Given exercise => Can the data below be echoed back word for word?
···
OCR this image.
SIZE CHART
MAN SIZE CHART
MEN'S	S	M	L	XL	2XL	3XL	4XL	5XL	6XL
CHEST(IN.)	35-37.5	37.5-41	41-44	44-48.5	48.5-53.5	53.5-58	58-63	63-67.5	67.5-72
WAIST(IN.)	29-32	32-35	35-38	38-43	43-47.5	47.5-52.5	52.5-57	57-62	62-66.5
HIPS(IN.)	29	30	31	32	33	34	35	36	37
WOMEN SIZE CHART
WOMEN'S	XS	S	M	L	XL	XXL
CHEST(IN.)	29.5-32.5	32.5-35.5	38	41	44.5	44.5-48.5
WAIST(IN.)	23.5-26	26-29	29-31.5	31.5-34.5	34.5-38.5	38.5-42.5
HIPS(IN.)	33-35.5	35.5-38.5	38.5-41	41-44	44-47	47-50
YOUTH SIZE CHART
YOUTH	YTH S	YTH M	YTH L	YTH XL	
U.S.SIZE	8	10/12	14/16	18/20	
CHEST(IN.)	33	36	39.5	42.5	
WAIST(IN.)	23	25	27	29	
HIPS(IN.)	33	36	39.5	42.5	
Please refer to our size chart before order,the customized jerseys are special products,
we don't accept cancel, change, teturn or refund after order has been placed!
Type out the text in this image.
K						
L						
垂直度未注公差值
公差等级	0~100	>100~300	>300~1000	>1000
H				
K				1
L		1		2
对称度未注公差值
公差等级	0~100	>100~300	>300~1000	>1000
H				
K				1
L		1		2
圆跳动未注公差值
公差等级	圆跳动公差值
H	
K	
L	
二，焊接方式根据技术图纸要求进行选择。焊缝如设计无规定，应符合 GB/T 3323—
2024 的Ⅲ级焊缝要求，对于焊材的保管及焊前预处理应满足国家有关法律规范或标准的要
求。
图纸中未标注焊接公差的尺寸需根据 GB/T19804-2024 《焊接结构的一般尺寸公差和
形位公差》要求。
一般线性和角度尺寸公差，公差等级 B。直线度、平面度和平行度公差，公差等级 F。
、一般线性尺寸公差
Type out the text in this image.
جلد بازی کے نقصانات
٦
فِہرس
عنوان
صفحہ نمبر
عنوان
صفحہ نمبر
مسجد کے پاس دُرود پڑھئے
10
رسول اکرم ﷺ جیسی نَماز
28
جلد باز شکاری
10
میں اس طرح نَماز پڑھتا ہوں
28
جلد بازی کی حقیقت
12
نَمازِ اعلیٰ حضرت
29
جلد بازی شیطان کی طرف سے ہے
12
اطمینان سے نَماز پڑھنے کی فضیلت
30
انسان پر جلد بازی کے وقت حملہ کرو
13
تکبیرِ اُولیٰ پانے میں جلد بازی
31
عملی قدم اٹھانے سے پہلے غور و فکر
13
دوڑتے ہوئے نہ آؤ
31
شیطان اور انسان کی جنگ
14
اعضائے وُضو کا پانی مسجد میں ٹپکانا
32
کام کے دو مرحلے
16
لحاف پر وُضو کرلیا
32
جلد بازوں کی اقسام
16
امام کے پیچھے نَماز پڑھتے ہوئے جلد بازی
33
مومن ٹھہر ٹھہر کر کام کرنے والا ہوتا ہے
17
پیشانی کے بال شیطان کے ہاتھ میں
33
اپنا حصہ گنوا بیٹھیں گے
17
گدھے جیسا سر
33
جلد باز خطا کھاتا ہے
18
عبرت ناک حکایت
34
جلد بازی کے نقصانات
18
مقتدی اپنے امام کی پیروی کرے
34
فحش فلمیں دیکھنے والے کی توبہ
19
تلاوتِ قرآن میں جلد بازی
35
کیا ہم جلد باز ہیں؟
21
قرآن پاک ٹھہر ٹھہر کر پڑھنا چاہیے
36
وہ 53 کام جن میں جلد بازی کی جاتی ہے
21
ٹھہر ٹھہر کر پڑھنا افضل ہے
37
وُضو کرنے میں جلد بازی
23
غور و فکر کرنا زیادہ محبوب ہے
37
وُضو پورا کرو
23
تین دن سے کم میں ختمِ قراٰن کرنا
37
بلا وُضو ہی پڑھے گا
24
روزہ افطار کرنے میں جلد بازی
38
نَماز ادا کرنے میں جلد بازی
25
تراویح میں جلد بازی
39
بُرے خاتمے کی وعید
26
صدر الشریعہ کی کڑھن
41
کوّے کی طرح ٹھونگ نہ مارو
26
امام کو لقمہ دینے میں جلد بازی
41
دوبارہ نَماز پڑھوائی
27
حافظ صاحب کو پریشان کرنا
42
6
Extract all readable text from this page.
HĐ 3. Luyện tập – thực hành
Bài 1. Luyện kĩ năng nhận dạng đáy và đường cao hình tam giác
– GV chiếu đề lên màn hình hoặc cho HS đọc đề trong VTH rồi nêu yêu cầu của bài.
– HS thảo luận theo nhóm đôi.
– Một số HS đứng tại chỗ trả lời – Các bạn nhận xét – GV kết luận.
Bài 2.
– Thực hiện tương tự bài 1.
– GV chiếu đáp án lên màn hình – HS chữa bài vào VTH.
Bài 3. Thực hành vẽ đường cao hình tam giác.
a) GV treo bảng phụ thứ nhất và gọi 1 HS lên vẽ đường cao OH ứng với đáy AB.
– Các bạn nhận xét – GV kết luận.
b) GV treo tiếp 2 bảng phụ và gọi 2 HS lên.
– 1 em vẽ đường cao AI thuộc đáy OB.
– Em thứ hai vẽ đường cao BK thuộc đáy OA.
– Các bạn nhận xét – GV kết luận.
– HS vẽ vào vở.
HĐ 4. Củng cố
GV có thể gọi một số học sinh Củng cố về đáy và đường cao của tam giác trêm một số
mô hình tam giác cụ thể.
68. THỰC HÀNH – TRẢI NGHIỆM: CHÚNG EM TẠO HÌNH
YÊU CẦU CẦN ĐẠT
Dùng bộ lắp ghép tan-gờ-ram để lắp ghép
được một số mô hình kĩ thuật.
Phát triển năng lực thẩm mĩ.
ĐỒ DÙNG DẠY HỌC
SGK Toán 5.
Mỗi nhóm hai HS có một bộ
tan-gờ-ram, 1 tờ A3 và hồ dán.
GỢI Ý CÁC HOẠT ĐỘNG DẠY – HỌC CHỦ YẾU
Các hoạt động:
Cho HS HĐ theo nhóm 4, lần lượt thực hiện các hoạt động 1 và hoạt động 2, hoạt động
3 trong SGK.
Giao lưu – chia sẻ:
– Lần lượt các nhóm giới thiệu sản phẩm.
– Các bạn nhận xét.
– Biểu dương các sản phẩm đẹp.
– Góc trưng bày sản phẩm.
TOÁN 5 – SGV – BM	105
···
Exercise response =>
OCR this image.
SIZE CHART
MAN SIZE CHART
MEN'S	S	M	L	XL	2XL	3XL	4XL	5XL	6XL
CHEST(IN.)	35-37.5	37.5-41	41-44	44-48.5	48.5-53.5	53.5-58	58-63	63-67.5	67.5-72
WAIST(IN.)	29-32	32-35	35-38	38-43	43-47.5	47.5-52.5	52.5-57	57-62	62-66.5
HIPS(IN.)	29	30	31	32	33	34	35	36	37
WOMEN SIZE CHART
WOMEN'S	XS	S	M	L	XL	XXL
CHEST(IN.)	29.5-32.5	32.5-35.5	38	41	44.5	44.5-48.5
WAIST(IN.)	23.5-26	26-29	29-31.5	31.5-34.5	34.5-38.5	38.5-42.5
HIPS(IN.)	33-35.5	35.5-38.5	38.5-41	41-44	44-47	47-50
YOUTH SIZE CHART
YOUTH	YTH S	YTH M	YTH L	YTH XL	
U.S.SIZE	8	10/12	14/16	18/20	
CHEST(IN.)	33	36	39.5	42.5	
WAIST(IN.)	23	25	27	29	
HIPS(IN.)	33	36	39.5	42.5	
Please refer to our size chart before order,the customized jerseys are special products,
we don't accept cancel, change, teturn or refund after order has been placed!
Type out the text in this image.
K						
L						
垂直度未注公差值
公差等级	0~100	>100~300	>300~1000	>1000
H				
K				1
L		1		2
对称度未注公差值
公差等级	0~100	>100~300	>300~1000	>1000
H				
K				1
L		1		2
圆跳动未注公差值
公差等级	圆跳动公差值
H	
K	
L	
二，焊接方式根据技术图纸要求进行选择。焊缝如设计无规定，应符合 GB/T 3323—
2024 的Ⅲ级焊缝要求，对于焊材的保管及焊前预处理应满足国家有关法律规范或标准的要
求。
图纸中未标注焊接公差的尺寸需根据 GB/T19804-2024 《焊接结构的一般尺寸公差和
形位公差》要求。
一般线性和角度尺寸公差，公差等级 B。直线度、平面度和平行度公差，公差等级 F。
、一般线性尺寸公差
Type out the text in this image.
جلد بازی کے نقصانات
٦
فِہرس
عنوان
صفحہ نمبر
عنوان
صفحہ نمبر
مسجد کے پاس دُرود پڑھئے
10
رسول اکرم ﷺ جیسی نَماز
28
جلد باز شکاری
10
میں اس طرح نَماز پڑھتا ہوں
28
جلد بازی کی حقیقت
12
نَمازِ اعلیٰ حضرت
29
جلد بازی شیطان کی طرف سے ہے
12
اطمینان سے نَماز پڑھنے کی فضیلت
30
انسان پر جلد بازی کے وقت حملہ کرو
13
تکبیرِ اُولیٰ پانے میں جلد بازی
31
عملی قدم اٹھانے سے پہلے غور و فکر
13
دوڑتے ہوئے نہ آؤ
31
شیطان اور انسان کی جنگ
14
اعضائے وُضو کا پانی مسجد میں ٹپکانا
32
کام کے دو مرحلے
16
لحاف پر وُضو کرلیا
32
جلد بازوں کی اقسام
16
امام کے پیچھے نَماز پڑھتے ہوئے جلد بازی
33
مومن ٹھہر ٹھہر کر کام کرنے والا ہوتا ہے
17
پیشانی کے بال شیطان کے ہاتھ میں
33
اپنا حصہ گنوا بیٹھیں گے
17
گدھے جیسا سر
33
جلد باز خطا کھاتا ہے
18
عبرت ناک حکایت
34
جلد بازی کے نقصانات
18
مقتدی اپنے امام کی پیروی کرے
34
فحش فلمیں دیکھنے والے کی توبہ
19
تلاوتِ قرآن میں جلد بازی
35
کیا ہم جلد باز ہیں؟
21
قرآن پاک ٹھہر ٹھہر کر پڑھنا چاہیے
36
وہ 53 کام جن میں جلد بازی کی جاتی ہے
21
ٹھہر ٹھہر کر پڑھنا افضل ہے
37
وُضو کرنے میں جلد بازی
23
غور و فکر کرنا زیادہ محبوب ہے
37
وُضو پورا کرو
23
تین دن سے کم میں ختمِ قراٰن کرنا
37
بلا وُضو ہی پڑھے گا
24
روزہ افطار کرنے میں جلد بازی
38
نَماز ادا کرنے میں جلد بازی
25
تراویح میں جلد بازی
39
بُرے خاتمے کی وعید
26
صدر الشریعہ کی کڑھن
41
کوّے کی طرح ٹھونگ نہ مارو
26
امام کو لقمہ دینے میں جلد بازی
41
دوبارہ نَماز پڑھوائی
27
حافظ صاحب کو پریشان کرنا
42
6
Extract all readable text from this page.
HĐ 3. Luyện tập – thực hành
Bài 1. Luyện kĩ năng nhận dạng đáy và đường cao hình tam giác
– GV chiếu đề lên màn hình hoặc cho HS đọc đề trong VTH rồi nêu yêu cầu của bài.
– HS thảo luận theo nhóm đôi.
– Một số HS đứng tại chỗ trả lời – Các bạn nhận xét – GV kết luận.
Bài 2.
– Thực hiện tương tự bài 1.
– GV chiếu đáp án lên màn hình – HS chữa bài vào VTH.
Bài 3. Thực hành vẽ đường cao hình tam giác.
a) GV treo bảng phụ thứ nhất và gọi 1 HS lên vẽ đường cao OH ứng với đáy AB.
– Các bạn nhận xét – GV kết luận.
b) GV treo tiếp 2 bảng phụ và gọi 2 HS lên.
– 1 em vẽ đường cao AI thuộc đáy OB.
– Em thứ hai vẽ đường cao BK thuộc đáy OA.
– Các bạn nhận xét – GV kết luận.
– HS vẽ vào vở.
HĐ 4. Củng cố
GV có thể gọi một số học sinh Củng cố về đáy và đường cao của tam giác trêm một số
mô hình tam giác cụ thể.
68. THỰC HÀNH – TRẢI NGHIỆM: CHÚNG EM TẠO HÌNH
YÊU CẦU CẦN ĐẠT
Dùng bộ lắp ghép tan-gờ-ram để lắp ghép
được một số mô hình kĩ thuật.
Phát triển năng lực thẩm mĩ.
ĐỒ DÙNG DẠY HỌC
SGK Toán 5.
Mỗi nhóm hai HS có một bộ
tan-gờ-ram, 1 tờ A3 và hồ dán.
GỢI Ý CÁC HOẠT ĐỘNG DẠY – HỌC CHỦ YẾU
Các hoạt động:
Cho HS HĐ theo nhóm 4, lần lượt thực hiện các hoạt động 1 và hoạt động 2, hoạt động
3 trong SGK.
Giao lưu – chia sẻ:
– Lần lượt các nhóm giới thiệu sản phẩm.
– Các bạn nhận xét.
– Biểu dương các sản phẩm đẹp.
– Góc trưng bày sản phẩm.
TOÁN 5 – SGV – BM	105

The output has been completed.